_Task description_
Repeat each line of the material below exactly as it appears, minus any pictures.

_Available records_
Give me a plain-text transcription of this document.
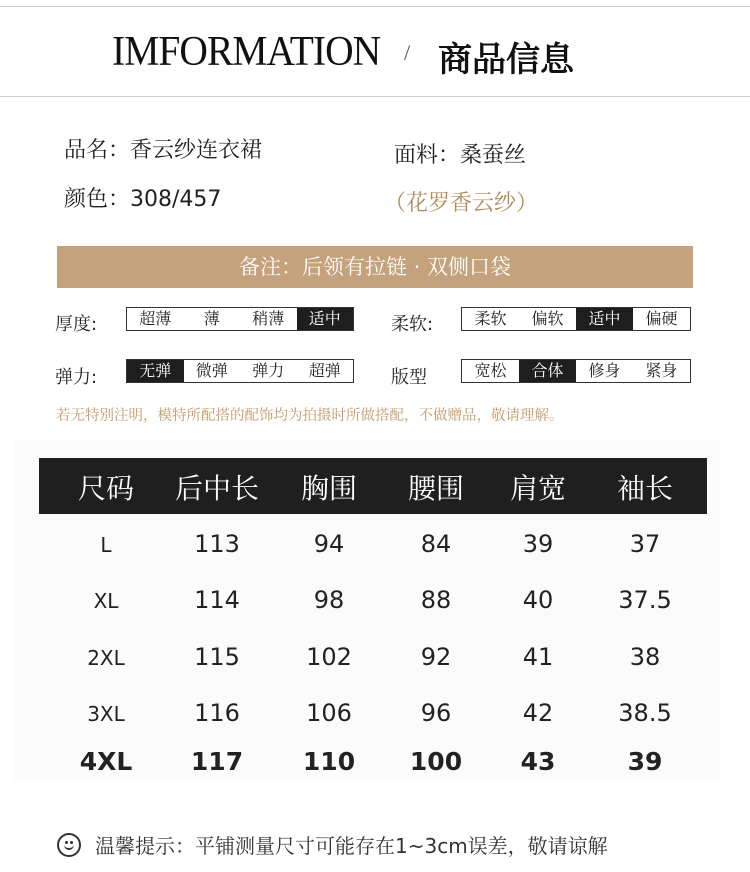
IMFORMATION / 商品信息
品名：香云纱连衣裙
颜色：308/457
面料：桑蚕丝
（花罗香云纱）
备注：后领有拉链 · 双侧口袋
厚度:	超薄	薄	稍薄	适中	柔软:	柔软	偏软	适中	偏硬
弹力:	无弹	微弹	弹力	超弹	版型	宽松	合体	修身	紧身
若无特别注明，模特所配搭的配饰均为拍摄时所做搭配，不做赠品，敬请理解。
尺码 后中长 胸围 腰围 肩宽 袖长
L	113	94	84	39	37
XL	114	98	88	40	37.5
2XL	115	102	92	41	38
3XL	116	106	96	42	38.5
4XL 117 110 100 43	39
温馨提示：平铺测量尺寸可能存在1~3cm误差，敬请谅解
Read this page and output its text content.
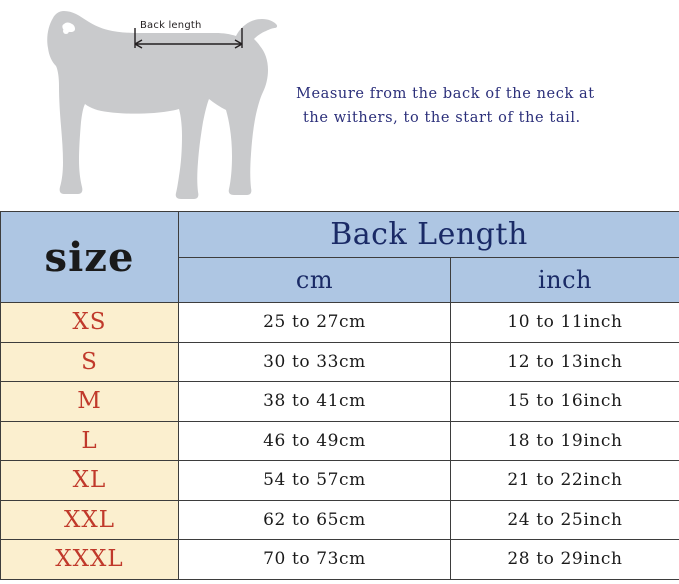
Back length
Measure from the back of the neck at
the withers, to the start of the tail.
size	Back Length	
	cm	inch
XS	25 to 27cm	10 to 11inch
S	30 to 33cm	12 to 13inch
M	38 to 41cm	15 to 16inch
L	46 to 49cm	18 to 19inch
XL	54 to 57cm	21 to 22inch
XXL	62 to 65cm	24 to 25inch
XXXL	70 to 73cm	28 to 29inch
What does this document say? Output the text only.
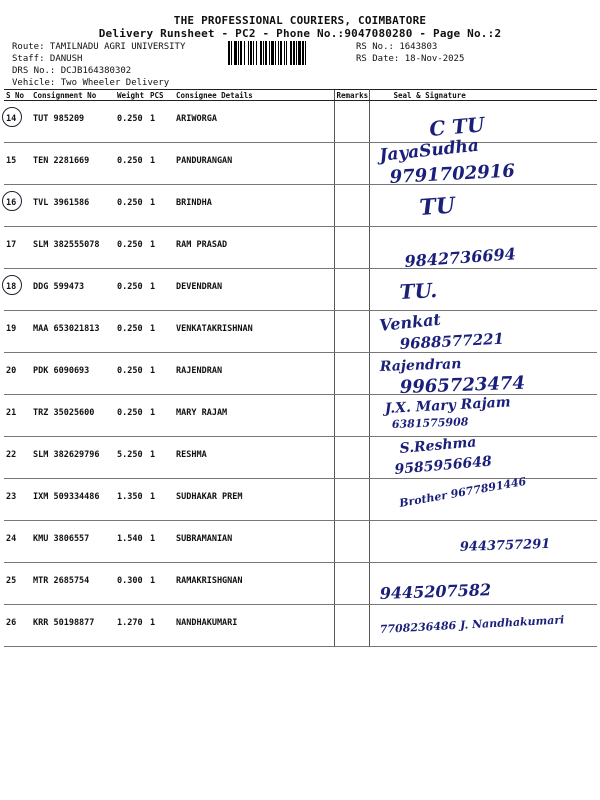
THE PROFESSIONAL COURIERS, COIMBATORE
Delivery Runsheet - PC2 - Phone No.:9047080280 - Page No.:2
Route: TAMILNADU AGRI UNIVERSITY
Staff: DANUSH
DRS No.: DCJB164380302
Vehicle: Two Wheeler Delivery
RS No.: 1643803
RS Date: 18-Nov-2025
S No	Consignment No	Weight	PCS	Consignee Details	Remarks	Seal & Signature
14	TUT 985209	0.250	1	ARIWORGA		C TU

15	TEN 2281669	0.250	1	PANDURANGAN		JayaSudha
9791702916

16	TVL 3961586	0.250	1	BRINDHA		TU

17	SLM 382555078	0.250	1	RAM PRASAD		9842736694

18	DDG 599473	0.250	1	DEVENDRAN		TU.

19	MAA 653021813	0.250	1	VENKATAKRISHNAN		Venkat
9688577221

20	PDK 6090693	0.250	1	RAJENDRAN		Rajendran
9965723474

21	TRZ 35025600	0.250	1	MARY RAJAM		J.X. Mary Rajam
6381575908

22	SLM 382629796	5.250	1	RESHMA		S.Reshma
9585956648

23	IXM 509334486	1.350	1	SUDHAKAR PREM		Brother 9677891446

24	KMU 3806557	1.540	1	SUBRAMANIAN		9443757291

25	MTR 2685754	0.300	1	RAMAKRISHGNAN		9445207582

26	KRR 50198877	1.270	1	NANDHAKUMARI		7708236486 J. Nandhakumari
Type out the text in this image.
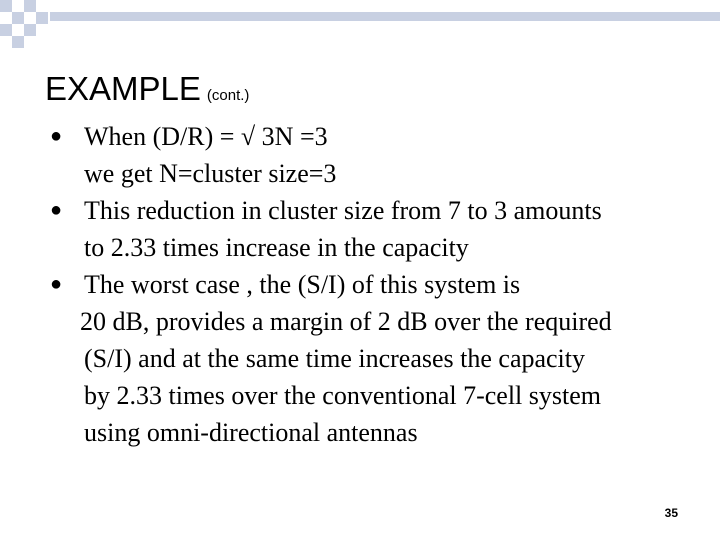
EXAMPLE (cont.)
● When (D/R) = √ 3N =3
we get N=cluster size=3
● This reduction in cluster size from 7 to 3 amounts
to 2.33 times increase in the capacity
● The worst case , the (S/I) of this system is
20 dB, provides a margin of 2 dB over the required
(S/I) and at the same time increases the capacity
by 2.33 times over the conventional 7-cell system
using omni-directional antennas
35
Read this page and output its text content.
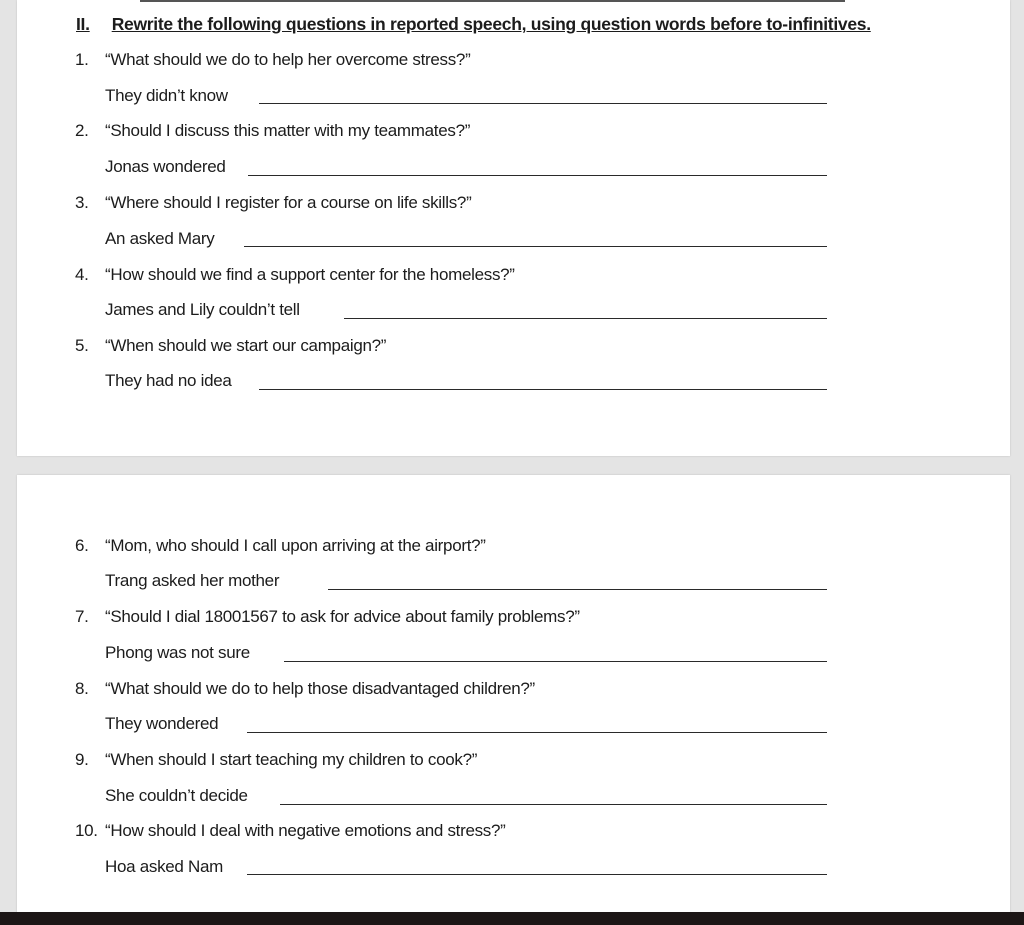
II. Rewrite the following questions in reported speech, using question words before to-infinitives.
1. “What should we do to help her overcome stress?”
They didn’t know
2. “Should I discuss this matter with my teammates?”
Jonas wondered
3. “Where should I register for a course on life skills?”
An asked Mary
4. “How should we find a support center for the homeless?”
James and Lily couldn’t tell
5. “When should we start our campaign?”
They had no idea
6. “Mom, who should I call upon arriving at the airport?”
Trang asked her mother
7. “Should I dial 18001567 to ask for advice about family problems?”
Phong was not sure
8. “What should we do to help those disadvantaged children?”
They wondered
9. “When should I start teaching my children to cook?”
She couldn’t decide
10. “How should I deal with negative emotions and stress?”
Hoa asked Nam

_Task output_
Give me a plain-text transcription of this document.
IMFORMATION / 商品信息
品名：香云纱连衣裙
颜色：308/457
面料：桑蚕丝
（花罗香云纱）
备注：后领有拉链 · 双侧口袋
厚度:	超薄	薄	稍薄	适中	柔软:	柔软	偏软	适中	偏硬
弹力:	无弹	微弹	弹力	超弹	版型	宽松	合体	修身	紧身
若无特别注明，模特所配搭的配饰均为拍摄时所做搭配，不做赠品，敬请理解。
尺码 后中长 胸围 腰围 肩宽 袖长
L	113	94	84	39	37
XL	114	98	88	40	37.5
2XL	115	102	92	41	38
3XL	116	106	96	42	38.5
4XL 117 110 100 43	39
温馨提示：平铺测量尺寸可能存在1~3cm误差，敬请谅解
Read this page and output its text content.
Back length
Measure from the back of the neck at
the withers, to the start of the tail.
size	Back Length	
	cm	inch
XS	25 to 27cm	10 to 11inch
S	30 to 33cm	12 to 13inch
M	38 to 41cm	15 to 16inch
L	46 to 49cm	18 to 19inch
XL	54 to 57cm	21 to 22inch
XXL	62 to 65cm	24 to 25inch
XXXL	70 to 73cm	28 to 29inch
What does this document say? Output the text only.
THE PROFESSIONAL COURIERS, COIMBATORE
Delivery Runsheet - PC2 - Phone No.:9047080280 - Page No.:2
Route: TAMILNADU AGRI UNIVERSITY
Staff: DANUSH
DRS No.: DCJB164380302
Vehicle: Two Wheeler Delivery
RS No.: 1643803
RS Date: 18-Nov-2025
S No	Consignment No	Weight	PCS	Consignee Details	Remarks	Seal & Signature
14	TUT 985209	0.250	1	ARIWORGA		C TU

15	TEN 2281669	0.250	1	PANDURANGAN		JayaSudha
9791702916

16	TVL 3961586	0.250	1	BRINDHA		TU

17	SLM 382555078	0.250	1	RAM PRASAD		9842736694

18	DDG 599473	0.250	1	DEVENDRAN		TU.

19	MAA 653021813	0.250	1	VENKATAKRISHNAN		Venkat
9688577221

20	PDK 6090693	0.250	1	RAJENDRAN		Rajendran
9965723474

21	TRZ 35025600	0.250	1	MARY RAJAM		J.X. Mary Rajam
6381575908

22	SLM 382629796	5.250	1	RESHMA		S.Reshma
9585956648

23	IXM 509334486	1.350	1	SUDHAKAR PREM		Brother 9677891446

24	KMU 3806557	1.540	1	SUBRAMANIAN		9443757291

25	MTR 2685754	0.300	1	RAMAKRISHGNAN		9445207582

26	KRR 50198877	1.270	1	NANDHAKUMARI		7708236486 J. Nandhakumari
Type out the text in this image.
EXAMPLE (cont.)
● When (D/R) = √ 3N =3
we get N=cluster size=3
● This reduction in cluster size from 7 to 3 amounts
to 2.33 times increase in the capacity
● The worst case , the (S/I) of this system is
20 dB, provides a margin of 2 dB over the required
(S/I) and at the same time increases the capacity
by 2.33 times over the conventional 7-cell system
using omni-directional antennas
35
Read this page and output its text content.
II. Rewrite the following questions in reported speech, using question words before to-infinitives.
1. “What should we do to help her overcome stress?”
They didn’t know
2. “Should I discuss this matter with my teammates?”
Jonas wondered
3. “Where should I register for a course on life skills?”
An asked Mary
4. “How should we find a support center for the homeless?”
James and Lily couldn’t tell
5. “When should we start our campaign?”
They had no idea
6. “Mom, who should I call upon arriving at the airport?”
Trang asked her mother
7. “Should I dial 18001567 to ask for advice about family problems?”
Phong was not sure
8. “What should we do to help those disadvantaged children?”
They wondered
9. “When should I start teaching my children to cook?”
She couldn’t decide
10. “How should I deal with negative emotions and stress?”
Hoa asked Nam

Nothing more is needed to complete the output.